• **PROVIDED RECORDS**:
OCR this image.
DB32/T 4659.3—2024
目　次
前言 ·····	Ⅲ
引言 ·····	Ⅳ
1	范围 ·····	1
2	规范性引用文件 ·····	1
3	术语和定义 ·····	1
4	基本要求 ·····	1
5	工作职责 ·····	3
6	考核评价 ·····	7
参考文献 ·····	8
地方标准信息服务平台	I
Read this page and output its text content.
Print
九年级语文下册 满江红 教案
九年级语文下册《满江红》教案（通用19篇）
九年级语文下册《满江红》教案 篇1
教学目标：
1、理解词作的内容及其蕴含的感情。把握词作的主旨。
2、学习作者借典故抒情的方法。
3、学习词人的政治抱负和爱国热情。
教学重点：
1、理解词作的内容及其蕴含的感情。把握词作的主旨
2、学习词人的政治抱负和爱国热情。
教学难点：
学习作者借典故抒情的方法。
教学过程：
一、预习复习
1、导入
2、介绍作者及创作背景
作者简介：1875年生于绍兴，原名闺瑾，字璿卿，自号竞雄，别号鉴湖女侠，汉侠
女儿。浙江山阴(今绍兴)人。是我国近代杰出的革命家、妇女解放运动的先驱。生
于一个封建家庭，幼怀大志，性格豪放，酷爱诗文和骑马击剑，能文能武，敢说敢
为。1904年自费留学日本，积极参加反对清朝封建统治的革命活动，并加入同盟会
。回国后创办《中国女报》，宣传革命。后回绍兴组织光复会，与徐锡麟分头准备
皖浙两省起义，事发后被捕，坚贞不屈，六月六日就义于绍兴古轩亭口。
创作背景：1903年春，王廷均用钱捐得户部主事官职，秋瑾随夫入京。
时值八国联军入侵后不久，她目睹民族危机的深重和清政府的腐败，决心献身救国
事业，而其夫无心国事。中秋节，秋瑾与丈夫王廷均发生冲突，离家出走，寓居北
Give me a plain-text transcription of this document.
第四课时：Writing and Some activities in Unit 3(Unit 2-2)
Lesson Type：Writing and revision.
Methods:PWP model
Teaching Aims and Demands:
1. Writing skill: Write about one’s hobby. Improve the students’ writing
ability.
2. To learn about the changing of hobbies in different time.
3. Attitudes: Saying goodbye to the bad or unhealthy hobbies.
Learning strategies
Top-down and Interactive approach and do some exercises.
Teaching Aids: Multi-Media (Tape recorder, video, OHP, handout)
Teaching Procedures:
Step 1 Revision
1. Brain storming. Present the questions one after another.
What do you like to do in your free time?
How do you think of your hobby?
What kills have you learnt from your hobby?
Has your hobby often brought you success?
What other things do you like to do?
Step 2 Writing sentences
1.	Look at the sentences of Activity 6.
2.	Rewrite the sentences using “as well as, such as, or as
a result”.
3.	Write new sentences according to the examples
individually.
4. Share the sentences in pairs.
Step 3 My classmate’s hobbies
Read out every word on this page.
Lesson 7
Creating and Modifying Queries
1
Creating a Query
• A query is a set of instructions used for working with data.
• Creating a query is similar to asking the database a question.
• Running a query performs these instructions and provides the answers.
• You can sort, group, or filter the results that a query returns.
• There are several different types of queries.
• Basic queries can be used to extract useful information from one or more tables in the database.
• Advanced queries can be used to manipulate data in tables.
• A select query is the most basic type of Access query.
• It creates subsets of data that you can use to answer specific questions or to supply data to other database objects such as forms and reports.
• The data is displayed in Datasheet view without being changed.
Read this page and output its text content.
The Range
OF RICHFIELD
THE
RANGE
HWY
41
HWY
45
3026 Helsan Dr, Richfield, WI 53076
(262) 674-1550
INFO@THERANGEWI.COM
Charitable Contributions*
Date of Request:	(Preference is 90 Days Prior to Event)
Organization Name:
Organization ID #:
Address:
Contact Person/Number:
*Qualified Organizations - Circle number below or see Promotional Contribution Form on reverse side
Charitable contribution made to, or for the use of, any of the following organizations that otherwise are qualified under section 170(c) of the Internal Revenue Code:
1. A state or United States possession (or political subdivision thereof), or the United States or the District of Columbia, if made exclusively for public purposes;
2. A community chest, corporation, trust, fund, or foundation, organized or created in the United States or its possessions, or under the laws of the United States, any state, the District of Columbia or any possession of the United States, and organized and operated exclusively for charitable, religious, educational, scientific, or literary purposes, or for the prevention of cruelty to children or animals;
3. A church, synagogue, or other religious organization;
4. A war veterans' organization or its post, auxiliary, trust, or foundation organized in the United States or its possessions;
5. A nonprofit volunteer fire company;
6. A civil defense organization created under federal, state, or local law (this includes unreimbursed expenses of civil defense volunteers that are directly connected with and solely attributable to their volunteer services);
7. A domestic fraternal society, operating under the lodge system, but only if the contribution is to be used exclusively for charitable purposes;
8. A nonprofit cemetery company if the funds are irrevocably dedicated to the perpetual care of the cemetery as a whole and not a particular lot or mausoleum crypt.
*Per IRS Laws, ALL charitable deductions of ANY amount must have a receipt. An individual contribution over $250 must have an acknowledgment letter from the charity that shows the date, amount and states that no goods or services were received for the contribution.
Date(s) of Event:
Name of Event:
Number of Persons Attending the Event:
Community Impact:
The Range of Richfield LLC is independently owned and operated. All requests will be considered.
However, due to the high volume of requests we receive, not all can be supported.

• **INSTRUCTIONS FOR THE TASK**:
Copy the entries above exactly, leaving none out.

• **SOLUTION**:
OCR this image.
DB32/T 4659.3—2024
目　次
前言 ·····	Ⅲ
引言 ·····	Ⅳ
1	范围 ·····	1
2	规范性引用文件 ·····	1
3	术语和定义 ·····	1
4	基本要求 ·····	1
5	工作职责 ·····	3
6	考核评价 ·····	7
参考文献 ·····	8
地方标准信息服务平台	I
Read this page and output its text content.
Print
九年级语文下册 满江红 教案
九年级语文下册《满江红》教案（通用19篇）
九年级语文下册《满江红》教案 篇1
教学目标：
1、理解词作的内容及其蕴含的感情。把握词作的主旨。
2、学习作者借典故抒情的方法。
3、学习词人的政治抱负和爱国热情。
教学重点：
1、理解词作的内容及其蕴含的感情。把握词作的主旨
2、学习词人的政治抱负和爱国热情。
教学难点：
学习作者借典故抒情的方法。
教学过程：
一、预习复习
1、导入
2、介绍作者及创作背景
作者简介：1875年生于绍兴，原名闺瑾，字璿卿，自号竞雄，别号鉴湖女侠，汉侠
女儿。浙江山阴(今绍兴)人。是我国近代杰出的革命家、妇女解放运动的先驱。生
于一个封建家庭，幼怀大志，性格豪放，酷爱诗文和骑马击剑，能文能武，敢说敢
为。1904年自费留学日本，积极参加反对清朝封建统治的革命活动，并加入同盟会
。回国后创办《中国女报》，宣传革命。后回绍兴组织光复会，与徐锡麟分头准备
皖浙两省起义，事发后被捕，坚贞不屈，六月六日就义于绍兴古轩亭口。
创作背景：1903年春，王廷均用钱捐得户部主事官职，秋瑾随夫入京。
时值八国联军入侵后不久，她目睹民族危机的深重和清政府的腐败，决心献身救国
事业，而其夫无心国事。中秋节，秋瑾与丈夫王廷均发生冲突，离家出走，寓居北
Give me a plain-text transcription of this document.
第四课时：Writing and Some activities in Unit 3(Unit 2-2)
Lesson Type：Writing and revision.
Methods:PWP model
Teaching Aims and Demands:
1. Writing skill: Write about one’s hobby. Improve the students’ writing
ability.
2. To learn about the changing of hobbies in different time.
3. Attitudes: Saying goodbye to the bad or unhealthy hobbies.
Learning strategies
Top-down and Interactive approach and do some exercises.
Teaching Aids: Multi-Media (Tape recorder, video, OHP, handout)
Teaching Procedures:
Step 1 Revision
1. Brain storming. Present the questions one after another.
What do you like to do in your free time?
How do you think of your hobby?
What kills have you learnt from your hobby?
Has your hobby often brought you success?
What other things do you like to do?
Step 2 Writing sentences
1.	Look at the sentences of Activity 6.
2.	Rewrite the sentences using “as well as, such as, or as
a result”.
3.	Write new sentences according to the examples
individually.
4. Share the sentences in pairs.
Step 3 My classmate’s hobbies
Read out every word on this page.
Lesson 7
Creating and Modifying Queries
1
Creating a Query
• A query is a set of instructions used for working with data.
• Creating a query is similar to asking the database a question.
• Running a query performs these instructions and provides the answers.
• You can sort, group, or filter the results that a query returns.
• There are several different types of queries.
• Basic queries can be used to extract useful information from one or more tables in the database.
• Advanced queries can be used to manipulate data in tables.
• A select query is the most basic type of Access query.
• It creates subsets of data that you can use to answer specific questions or to supply data to other database objects such as forms and reports.
• The data is displayed in Datasheet view without being changed.
Read this page and output its text content.
The Range
OF RICHFIELD
THE
RANGE
HWY
41
HWY
45
3026 Helsan Dr, Richfield, WI 53076
(262) 674-1550
INFO@THERANGEWI.COM
Charitable Contributions*
Date of Request:	(Preference is 90 Days Prior to Event)
Organization Name:
Organization ID #:
Address:
Contact Person/Number:
*Qualified Organizations - Circle number below or see Promotional Contribution Form on reverse side
Charitable contribution made to, or for the use of, any of the following organizations that otherwise are qualified under section 170(c) of the Internal Revenue Code:
1. A state or United States possession (or political subdivision thereof), or the United States or the District of Columbia, if made exclusively for public purposes;
2. A community chest, corporation, trust, fund, or foundation, organized or created in the United States or its possessions, or under the laws of the United States, any state, the District of Columbia or any possession of the United States, and organized and operated exclusively for charitable, religious, educational, scientific, or literary purposes, or for the prevention of cruelty to children or animals;
3. A church, synagogue, or other religious organization;
4. A war veterans' organization or its post, auxiliary, trust, or foundation organized in the United States or its possessions;
5. A nonprofit volunteer fire company;
6. A civil defense organization created under federal, state, or local law (this includes unreimbursed expenses of civil defense volunteers that are directly connected with and solely attributable to their volunteer services);
7. A domestic fraternal society, operating under the lodge system, but only if the contribution is to be used exclusively for charitable purposes;
8. A nonprofit cemetery company if the funds are irrevocably dedicated to the perpetual care of the cemetery as a whole and not a particular lot or mausoleum crypt.
*Per IRS Laws, ALL charitable deductions of ANY amount must have a receipt. An individual contribution over $250 must have an acknowledgment letter from the charity that shows the date, amount and states that no goods or services were received for the contribution.
Date(s) of Event:
Name of Event:
Number of Persons Attending the Event:
Community Impact:
The Range of Richfield LLC is independently owned and operated. All requests will be considered.
However, due to the high volume of requests we receive, not all can be supported.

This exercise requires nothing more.